§ **PROBLEM TO SOLVE**
Write the material out again, line by line, exactly as it is.

******************************

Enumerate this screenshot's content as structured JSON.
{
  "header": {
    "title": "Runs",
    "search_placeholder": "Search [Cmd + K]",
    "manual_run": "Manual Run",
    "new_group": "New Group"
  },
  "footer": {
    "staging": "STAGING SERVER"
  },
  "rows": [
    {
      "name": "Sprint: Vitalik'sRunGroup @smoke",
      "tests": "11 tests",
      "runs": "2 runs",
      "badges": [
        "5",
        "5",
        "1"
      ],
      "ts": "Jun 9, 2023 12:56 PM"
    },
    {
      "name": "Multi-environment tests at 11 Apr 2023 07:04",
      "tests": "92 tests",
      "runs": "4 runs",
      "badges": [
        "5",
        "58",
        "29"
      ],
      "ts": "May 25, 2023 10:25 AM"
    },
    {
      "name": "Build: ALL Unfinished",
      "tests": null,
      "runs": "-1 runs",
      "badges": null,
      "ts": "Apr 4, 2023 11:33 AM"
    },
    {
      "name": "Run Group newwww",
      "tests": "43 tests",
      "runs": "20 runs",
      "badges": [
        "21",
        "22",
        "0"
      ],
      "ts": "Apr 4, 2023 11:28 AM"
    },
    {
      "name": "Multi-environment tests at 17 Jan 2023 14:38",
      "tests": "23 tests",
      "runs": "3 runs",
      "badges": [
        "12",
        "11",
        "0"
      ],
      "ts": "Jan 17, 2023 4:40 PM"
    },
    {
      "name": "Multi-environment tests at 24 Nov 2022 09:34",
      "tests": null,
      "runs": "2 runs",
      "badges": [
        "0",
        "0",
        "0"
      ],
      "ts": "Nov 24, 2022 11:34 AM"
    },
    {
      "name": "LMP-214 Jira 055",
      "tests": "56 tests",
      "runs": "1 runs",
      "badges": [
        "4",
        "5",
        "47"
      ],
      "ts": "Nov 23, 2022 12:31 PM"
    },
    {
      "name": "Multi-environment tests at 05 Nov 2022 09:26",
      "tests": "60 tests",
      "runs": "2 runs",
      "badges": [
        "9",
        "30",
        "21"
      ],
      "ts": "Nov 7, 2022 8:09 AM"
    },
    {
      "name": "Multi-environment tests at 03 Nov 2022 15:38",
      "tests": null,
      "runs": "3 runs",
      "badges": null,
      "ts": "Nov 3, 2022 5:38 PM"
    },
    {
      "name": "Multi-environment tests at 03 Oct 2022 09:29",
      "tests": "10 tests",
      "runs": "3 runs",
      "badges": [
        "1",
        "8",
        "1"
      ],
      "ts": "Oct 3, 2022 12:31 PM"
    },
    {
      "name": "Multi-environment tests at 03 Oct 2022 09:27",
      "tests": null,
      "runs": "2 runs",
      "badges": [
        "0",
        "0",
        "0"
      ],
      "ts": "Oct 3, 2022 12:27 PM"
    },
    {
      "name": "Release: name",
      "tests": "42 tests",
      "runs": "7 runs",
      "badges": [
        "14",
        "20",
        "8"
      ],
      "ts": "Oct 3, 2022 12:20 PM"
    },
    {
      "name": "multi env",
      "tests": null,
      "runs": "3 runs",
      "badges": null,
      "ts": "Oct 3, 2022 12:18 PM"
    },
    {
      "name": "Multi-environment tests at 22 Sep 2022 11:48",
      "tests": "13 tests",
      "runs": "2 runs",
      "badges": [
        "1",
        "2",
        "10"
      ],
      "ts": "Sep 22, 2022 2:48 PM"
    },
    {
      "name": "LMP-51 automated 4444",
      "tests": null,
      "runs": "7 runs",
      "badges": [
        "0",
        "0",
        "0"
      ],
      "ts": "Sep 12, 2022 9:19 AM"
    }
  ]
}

******************************

§ **SOLUTION TO THIS TASK**
Enumerate this screenshot's content as structured JSON.
{
  "header": {
    "title": "Runs",
    "search_placeholder": "Search [Cmd + K]",
    "manual_run": "Manual Run",
    "new_group": "New Group"
  },
  "footer": {
    "staging": "STAGING SERVER"
  },
  "rows": [
    {
      "name": "Sprint: Vitalik'sRunGroup @smoke",
      "tests": "11 tests",
      "runs": "2 runs",
      "badges": [
        "5",
        "5",
        "1"
      ],
      "ts": "Jun 9, 2023 12:56 PM"
    },
    {
      "name": "Multi-environment tests at 11 Apr 2023 07:04",
      "tests": "92 tests",
      "runs": "4 runs",
      "badges": [
        "5",
        "58",
        "29"
      ],
      "ts": "May 25, 2023 10:25 AM"
    },
    {
      "name": "Build: ALL Unfinished",
      "tests": null,
      "runs": "-1 runs",
      "badges": null,
      "ts": "Apr 4, 2023 11:33 AM"
    },
    {
      "name": "Run Group newwww",
      "tests": "43 tests",
      "runs": "20 runs",
      "badges": [
        "21",
        "22",
        "0"
      ],
      "ts": "Apr 4, 2023 11:28 AM"
    },
    {
      "name": "Multi-environment tests at 17 Jan 2023 14:38",
      "tests": "23 tests",
      "runs": "3 runs",
      "badges": [
        "12",
        "11",
        "0"
      ],
      "ts": "Jan 17, 2023 4:40 PM"
    },
    {
      "name": "Multi-environment tests at 24 Nov 2022 09:34",
      "tests": null,
      "runs": "2 runs",
      "badges": [
        "0",
        "0",
        "0"
      ],
      "ts": "Nov 24, 2022 11:34 AM"
    },
    {
      "name": "LMP-214 Jira 055",
      "tests": "56 tests",
      "runs": "1 runs",
      "badges": [
        "4",
        "5",
        "47"
      ],
      "ts": "Nov 23, 2022 12:31 PM"
    },
    {
      "name": "Multi-environment tests at 05 Nov 2022 09:26",
      "tests": "60 tests",
      "runs": "2 runs",
      "badges": [
        "9",
        "30",
        "21"
      ],
      "ts": "Nov 7, 2022 8:09 AM"
    },
    {
      "name": "Multi-environment tests at 03 Nov 2022 15:38",
      "tests": null,
      "runs": "3 runs",
      "badges": null,
      "ts": "Nov 3, 2022 5:38 PM"
    },
    {
      "name": "Multi-environment tests at 03 Oct 2022 09:29",
      "tests": "10 tests",
      "runs": "3 runs",
      "badges": [
        "1",
        "8",
        "1"
      ],
      "ts": "Oct 3, 2022 12:31 PM"
    },
    {
      "name": "Multi-environment tests at 03 Oct 2022 09:27",
      "tests": null,
      "runs": "2 runs",
      "badges": [
        "0",
        "0",
        "0"
      ],
      "ts": "Oct 3, 2022 12:27 PM"
    },
    {
      "name": "Release: name",
      "tests": "42 tests",
      "runs": "7 runs",
      "badges": [
        "14",
        "20",
        "8"
      ],
      "ts": "Oct 3, 2022 12:20 PM"
    },
    {
      "name": "multi env",
      "tests": null,
      "runs": "3 runs",
      "badges": null,
      "ts": "Oct 3, 2022 12:18 PM"
    },
    {
      "name": "Multi-environment tests at 22 Sep 2022 11:48",
      "tests": "13 tests",
      "runs": "2 runs",
      "badges": [
        "1",
        "2",
        "10"
      ],
      "ts": "Sep 22, 2022 2:48 PM"
    },
    {
      "name": "LMP-51 automated 4444",
      "tests": null,
      "runs": "7 runs",
      "badges": [
        "0",
        "0",
        "0"
      ],
      "ts": "Sep 12, 2022 9:19 AM"
    }
  ]
}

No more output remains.